:: Reading passage

RT.com
30 Jun 2025, 22:32 GMT+10
Intercepted conversations show that Tehran officials expected a worse impact from the attacks on nuclear facilities
US strikes on Iran's nuclear facilities were far less destructive than expected, according to intercepted communications between senior Iranian officials published by the Washington Post.
The strikes in question were part of a coordinated American-Israeli military campaign launched earlier this month. On June 13, the IDF began bombing Iranian targets, claiming that Tehran was close to being able to build nuclear weapons. The US joined the operation on June 22, targeting several Iranian nuclear facilities, including the underground Fordow site, which was struck using 30,000-pound bunker buster bombs.
US President Donald Trump has claimed that the strikes "completely and totally obliterated" Iran's nuclear program. CIA Director John Ratcliffe told lawmakers last week that several key sites had been completely destroyed and would take years to rebuild.
However, according to the intercepted conversations described to the Post by four sources familiar with the intelligence, Iranian officials have been speculating as to why the strikes did not cause greater damage.
The Trump administration has not denied the existence of the intercepted calls, but officials have flatly rejected their significance.
"The notion that unnamed Iranian officials know what happened under hundreds of feet of rubble is nonsense," said White House Press Secretary Karoline Leavitt, calling the report "shameful" and accusing WaPo of "helping people commit felonies by publishing out-of-context leaks."
Last week, several American media outlets also reported on leaked classified intelligence assessments that suggested the US strikes only caused moderate damage to the facilities, despite the use of bunker buster bombs. Trump has since called for the prosecution of those who leaked the information.
In a CBS interview published on Sunday, International Atomic Energy Agency (IAEA) chief Rafael Grossi also claimed that there are still 400kg worth of enriched uranium that remain unaccounted for after the US-Israeli strikes.
"We don't know where this material could be, or if part of it could have been under the attack during those 12 days," Grossi told CBS, noting that some of it could have been destroyed and some could have been moved.
He also pointed out that while Iran's facilities suffered "a very serious level of damage," Tehran could still restart its uranium enrichment operations "in a matter of months." He noted that the knowledge possessed by Iran cannot be "disinvented."
Tehran has repeatedly denied that it has plans to produce a nuclear weapon and has maintained that its nuclear program is for peaceful purposes, stressing that it wants to reserve the right to enrich uranium for civilian use.

::::
:: Information shown

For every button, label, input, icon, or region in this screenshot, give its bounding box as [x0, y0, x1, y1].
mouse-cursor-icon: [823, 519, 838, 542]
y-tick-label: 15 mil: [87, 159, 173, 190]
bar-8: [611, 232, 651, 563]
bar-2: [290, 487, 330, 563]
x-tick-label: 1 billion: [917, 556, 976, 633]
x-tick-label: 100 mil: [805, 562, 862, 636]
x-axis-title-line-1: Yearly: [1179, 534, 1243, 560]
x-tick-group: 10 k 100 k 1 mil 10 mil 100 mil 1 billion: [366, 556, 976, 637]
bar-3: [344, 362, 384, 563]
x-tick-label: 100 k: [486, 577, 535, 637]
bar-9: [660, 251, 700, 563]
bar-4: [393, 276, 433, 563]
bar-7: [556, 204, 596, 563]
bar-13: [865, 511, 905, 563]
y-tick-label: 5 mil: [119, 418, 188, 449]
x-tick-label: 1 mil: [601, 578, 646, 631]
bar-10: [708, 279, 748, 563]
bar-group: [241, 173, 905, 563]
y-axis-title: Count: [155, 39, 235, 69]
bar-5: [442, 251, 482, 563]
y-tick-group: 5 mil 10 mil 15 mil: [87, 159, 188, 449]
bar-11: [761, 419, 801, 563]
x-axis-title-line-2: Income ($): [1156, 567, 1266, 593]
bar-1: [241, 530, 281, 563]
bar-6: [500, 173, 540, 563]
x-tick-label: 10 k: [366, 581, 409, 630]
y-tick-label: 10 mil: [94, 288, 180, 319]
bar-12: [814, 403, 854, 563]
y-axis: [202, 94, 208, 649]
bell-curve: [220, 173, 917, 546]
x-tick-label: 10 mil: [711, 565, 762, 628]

::::

#### Explore the material:
A – For the article on US strikes on Iran's nuclear facilities, decide whether each statement agrees with it: (i) The US joined the operation on June 22; (ii) The Trump administration has denied that the intercepted calls exist; (iii) Grossi said Iran could restart uranium enrichment only after several years. Answer yes or no for each, and quote the deciding words of the article.
B – Transcribe part of the article on US strikes on Iran's nuclear facilities without any changes. Begin at the words "However, according to" and stop after the words "cause greater damage.".

#### Written responses:
A –
(i) Yes: "The US joined the operation on June 22"
(ii) No: "The Trump administration has not denied the existence of the intercepted calls"
(iii) No: "Tehran could still restart its uranium enrichment operations "in a matter of months.""

B –
However, according to the intercepted conversations described to the Post by four sources familiar with the intelligence, Iranian officials have been speculating as to why the strikes did not cause greater damage.